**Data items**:
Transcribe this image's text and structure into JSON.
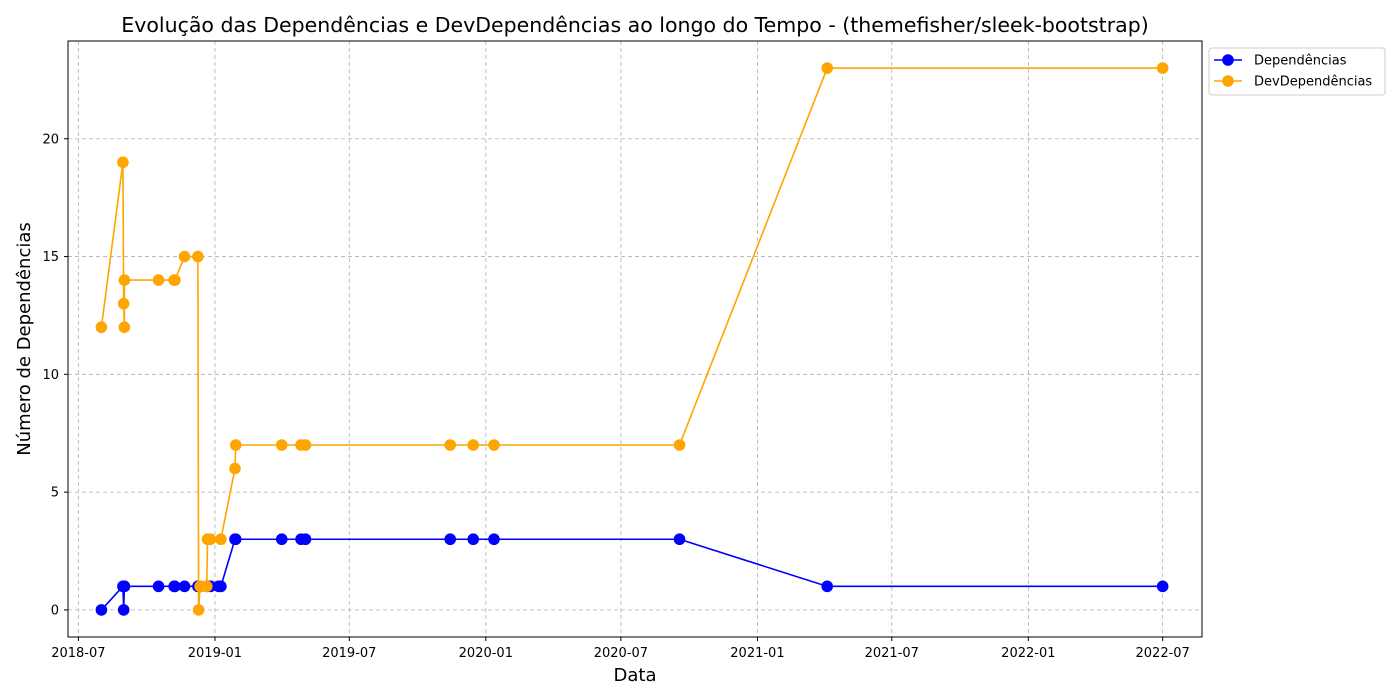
{
  "chart_data": {
    "type": "line",
    "title": "Evolução das Dependências e DevDependências ao longo do Tempo - (themefisher/sleek-bootstrap)",
    "xlabel": "Data",
    "ylabel": "Número de Dependências",
    "x_tick_labels": [
      "2018-07",
      "2019-01",
      "2019-07",
      "2020-01",
      "2020-07",
      "2021-01",
      "2021-07",
      "2022-01",
      "2022-07"
    ],
    "y_ticks": [
      0,
      5,
      10,
      15,
      20
    ],
    "ylim": [
      -1.15,
      24.15
    ],
    "xlim": [
      "2018-06-17",
      "2022-08-23"
    ],
    "grid": true,
    "legend_position": "outside-top-right",
    "series": [
      {
        "name": "Dependências",
        "color": "#0000ff",
        "marker": "circle",
        "points": [
          {
            "x": "2018-08-01",
            "y": 0
          },
          {
            "x": "2018-08-30",
            "y": 1
          },
          {
            "x": "2018-08-31",
            "y": 0
          },
          {
            "x": "2018-09-01",
            "y": 1
          },
          {
            "x": "2018-09-01",
            "y": 1
          },
          {
            "x": "2018-10-17",
            "y": 1
          },
          {
            "x": "2018-11-07",
            "y": 1
          },
          {
            "x": "2018-11-08",
            "y": 1
          },
          {
            "x": "2018-11-21",
            "y": 1
          },
          {
            "x": "2018-12-09",
            "y": 1
          },
          {
            "x": "2018-12-10",
            "y": 1
          },
          {
            "x": "2018-12-12",
            "y": 1
          },
          {
            "x": "2018-12-21",
            "y": 1
          },
          {
            "x": "2018-12-26",
            "y": 1
          },
          {
            "x": "2019-01-06",
            "y": 1
          },
          {
            "x": "2019-01-09",
            "y": 1
          },
          {
            "x": "2019-01-28",
            "y": 3
          },
          {
            "x": "2019-01-29",
            "y": 3
          },
          {
            "x": "2019-04-01",
            "y": 3
          },
          {
            "x": "2019-04-27",
            "y": 3
          },
          {
            "x": "2019-05-03",
            "y": 3
          },
          {
            "x": "2019-11-14",
            "y": 3
          },
          {
            "x": "2019-12-15",
            "y": 3
          },
          {
            "x": "2020-01-12",
            "y": 3
          },
          {
            "x": "2020-09-18",
            "y": 3
          },
          {
            "x": "2021-04-05",
            "y": 1
          },
          {
            "x": "2022-07-01",
            "y": 1
          }
        ]
      },
      {
        "name": "DevDependências",
        "color": "#ffa500",
        "marker": "circle",
        "points": [
          {
            "x": "2018-08-01",
            "y": 12
          },
          {
            "x": "2018-08-30",
            "y": 19
          },
          {
            "x": "2018-08-31",
            "y": 13
          },
          {
            "x": "2018-09-01",
            "y": 12
          },
          {
            "x": "2018-09-01",
            "y": 14
          },
          {
            "x": "2018-10-17",
            "y": 14
          },
          {
            "x": "2018-11-07",
            "y": 14
          },
          {
            "x": "2018-11-08",
            "y": 14
          },
          {
            "x": "2018-11-21",
            "y": 15
          },
          {
            "x": "2018-12-09",
            "y": 15
          },
          {
            "x": "2018-12-10",
            "y": 0
          },
          {
            "x": "2018-12-12",
            "y": 1
          },
          {
            "x": "2018-12-21",
            "y": 1
          },
          {
            "x": "2018-12-22",
            "y": 3
          },
          {
            "x": "2018-12-26",
            "y": 3
          },
          {
            "x": "2019-01-09",
            "y": 3
          },
          {
            "x": "2019-01-28",
            "y": 6
          },
          {
            "x": "2019-01-29",
            "y": 7
          },
          {
            "x": "2019-04-01",
            "y": 7
          },
          {
            "x": "2019-04-27",
            "y": 7
          },
          {
            "x": "2019-05-03",
            "y": 7
          },
          {
            "x": "2019-11-14",
            "y": 7
          },
          {
            "x": "2019-12-15",
            "y": 7
          },
          {
            "x": "2020-01-12",
            "y": 7
          },
          {
            "x": "2020-09-18",
            "y": 7
          },
          {
            "x": "2021-04-05",
            "y": 23
          },
          {
            "x": "2022-07-01",
            "y": 23
          }
        ]
      }
    ]
  }
}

**Your objective**: Your copy should match the records word for word, with the pictures removed.

**Task result**:
Transcribe this image's text and structure into JSON.
{
  "chart_data": {
    "type": "line",
    "title": "Evolução das Dependências e DevDependências ao longo do Tempo - (themefisher/sleek-bootstrap)",
    "xlabel": "Data",
    "ylabel": "Número de Dependências",
    "x_tick_labels": [
      "2018-07",
      "2019-01",
      "2019-07",
      "2020-01",
      "2020-07",
      "2021-01",
      "2021-07",
      "2022-01",
      "2022-07"
    ],
    "y_ticks": [
      0,
      5,
      10,
      15,
      20
    ],
    "ylim": [
      -1.15,
      24.15
    ],
    "xlim": [
      "2018-06-17",
      "2022-08-23"
    ],
    "grid": true,
    "legend_position": "outside-top-right",
    "series": [
      {
        "name": "Dependências",
        "color": "#0000ff",
        "marker": "circle",
        "points": [
          {
            "x": "2018-08-01",
            "y": 0
          },
          {
            "x": "2018-08-30",
            "y": 1
          },
          {
            "x": "2018-08-31",
            "y": 0
          },
          {
            "x": "2018-09-01",
            "y": 1
          },
          {
            "x": "2018-09-01",
            "y": 1
          },
          {
            "x": "2018-10-17",
            "y": 1
          },
          {
            "x": "2018-11-07",
            "y": 1
          },
          {
            "x": "2018-11-08",
            "y": 1
          },
          {
            "x": "2018-11-21",
            "y": 1
          },
          {
            "x": "2018-12-09",
            "y": 1
          },
          {
            "x": "2018-12-10",
            "y": 1
          },
          {
            "x": "2018-12-12",
            "y": 1
          },
          {
            "x": "2018-12-21",
            "y": 1
          },
          {
            "x": "2018-12-26",
            "y": 1
          },
          {
            "x": "2019-01-06",
            "y": 1
          },
          {
            "x": "2019-01-09",
            "y": 1
          },
          {
            "x": "2019-01-28",
            "y": 3
          },
          {
            "x": "2019-01-29",
            "y": 3
          },
          {
            "x": "2019-04-01",
            "y": 3
          },
          {
            "x": "2019-04-27",
            "y": 3
          },
          {
            "x": "2019-05-03",
            "y": 3
          },
          {
            "x": "2019-11-14",
            "y": 3
          },
          {
            "x": "2019-12-15",
            "y": 3
          },
          {
            "x": "2020-01-12",
            "y": 3
          },
          {
            "x": "2020-09-18",
            "y": 3
          },
          {
            "x": "2021-04-05",
            "y": 1
          },
          {
            "x": "2022-07-01",
            "y": 1
          }
        ]
      },
      {
        "name": "DevDependências",
        "color": "#ffa500",
        "marker": "circle",
        "points": [
          {
            "x": "2018-08-01",
            "y": 12
          },
          {
            "x": "2018-08-30",
            "y": 19
          },
          {
            "x": "2018-08-31",
            "y": 13
          },
          {
            "x": "2018-09-01",
            "y": 12
          },
          {
            "x": "2018-09-01",
            "y": 14
          },
          {
            "x": "2018-10-17",
            "y": 14
          },
          {
            "x": "2018-11-07",
            "y": 14
          },
          {
            "x": "2018-11-08",
            "y": 14
          },
          {
            "x": "2018-11-21",
            "y": 15
          },
          {
            "x": "2018-12-09",
            "y": 15
          },
          {
            "x": "2018-12-10",
            "y": 0
          },
          {
            "x": "2018-12-12",
            "y": 1
          },
          {
            "x": "2018-12-21",
            "y": 1
          },
          {
            "x": "2018-12-22",
            "y": 3
          },
          {
            "x": "2018-12-26",
            "y": 3
          },
          {
            "x": "2019-01-09",
            "y": 3
          },
          {
            "x": "2019-01-28",
            "y": 6
          },
          {
            "x": "2019-01-29",
            "y": 7
          },
          {
            "x": "2019-04-01",
            "y": 7
          },
          {
            "x": "2019-04-27",
            "y": 7
          },
          {
            "x": "2019-05-03",
            "y": 7
          },
          {
            "x": "2019-11-14",
            "y": 7
          },
          {
            "x": "2019-12-15",
            "y": 7
          },
          {
            "x": "2020-01-12",
            "y": 7
          },
          {
            "x": "2020-09-18",
            "y": 7
          },
          {
            "x": "2021-04-05",
            "y": 23
          },
          {
            "x": "2022-07-01",
            "y": 23
          }
        ]
      }
    ]
  }
}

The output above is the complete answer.